Rows from a dataset:
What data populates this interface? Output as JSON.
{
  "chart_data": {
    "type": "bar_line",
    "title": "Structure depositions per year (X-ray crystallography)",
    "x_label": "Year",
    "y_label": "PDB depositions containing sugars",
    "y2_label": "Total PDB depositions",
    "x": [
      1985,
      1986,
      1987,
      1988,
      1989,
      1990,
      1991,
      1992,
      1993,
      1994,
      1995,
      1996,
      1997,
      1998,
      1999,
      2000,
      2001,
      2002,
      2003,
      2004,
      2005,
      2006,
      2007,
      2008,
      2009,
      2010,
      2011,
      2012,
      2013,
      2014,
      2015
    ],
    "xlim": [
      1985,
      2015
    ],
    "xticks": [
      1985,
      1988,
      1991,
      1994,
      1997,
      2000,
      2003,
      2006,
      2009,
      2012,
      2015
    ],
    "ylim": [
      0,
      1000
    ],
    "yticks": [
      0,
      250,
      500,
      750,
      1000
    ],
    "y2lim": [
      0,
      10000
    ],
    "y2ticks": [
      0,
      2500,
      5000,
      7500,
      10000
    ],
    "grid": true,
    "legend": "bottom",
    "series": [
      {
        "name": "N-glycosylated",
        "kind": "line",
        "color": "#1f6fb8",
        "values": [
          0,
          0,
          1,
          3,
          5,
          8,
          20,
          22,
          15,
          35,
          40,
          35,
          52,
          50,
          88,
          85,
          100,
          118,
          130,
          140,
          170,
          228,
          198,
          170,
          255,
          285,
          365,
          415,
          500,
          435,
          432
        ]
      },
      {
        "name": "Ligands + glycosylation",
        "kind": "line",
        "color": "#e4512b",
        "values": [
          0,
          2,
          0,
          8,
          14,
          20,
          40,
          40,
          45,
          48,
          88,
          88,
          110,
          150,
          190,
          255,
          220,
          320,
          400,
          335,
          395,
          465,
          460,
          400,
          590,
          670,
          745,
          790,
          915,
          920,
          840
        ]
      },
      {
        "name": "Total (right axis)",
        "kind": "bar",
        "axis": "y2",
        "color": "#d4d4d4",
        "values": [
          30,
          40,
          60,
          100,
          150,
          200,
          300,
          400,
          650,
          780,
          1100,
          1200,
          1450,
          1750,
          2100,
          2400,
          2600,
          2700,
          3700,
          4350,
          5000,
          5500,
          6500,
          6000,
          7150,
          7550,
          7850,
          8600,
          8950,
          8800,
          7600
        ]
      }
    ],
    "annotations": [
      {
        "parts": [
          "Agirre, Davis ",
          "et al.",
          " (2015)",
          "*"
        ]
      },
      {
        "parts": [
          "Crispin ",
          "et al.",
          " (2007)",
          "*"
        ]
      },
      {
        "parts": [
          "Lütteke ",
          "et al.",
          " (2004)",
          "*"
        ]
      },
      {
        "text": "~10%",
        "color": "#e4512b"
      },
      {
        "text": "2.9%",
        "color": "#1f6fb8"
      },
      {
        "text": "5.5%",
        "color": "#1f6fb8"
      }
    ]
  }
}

• Do this
Read the entries and select each line where the word "Total" is found.

• Correct response
    "y2_label": "Total PDB depositions",
        "name": "Total (right axis)",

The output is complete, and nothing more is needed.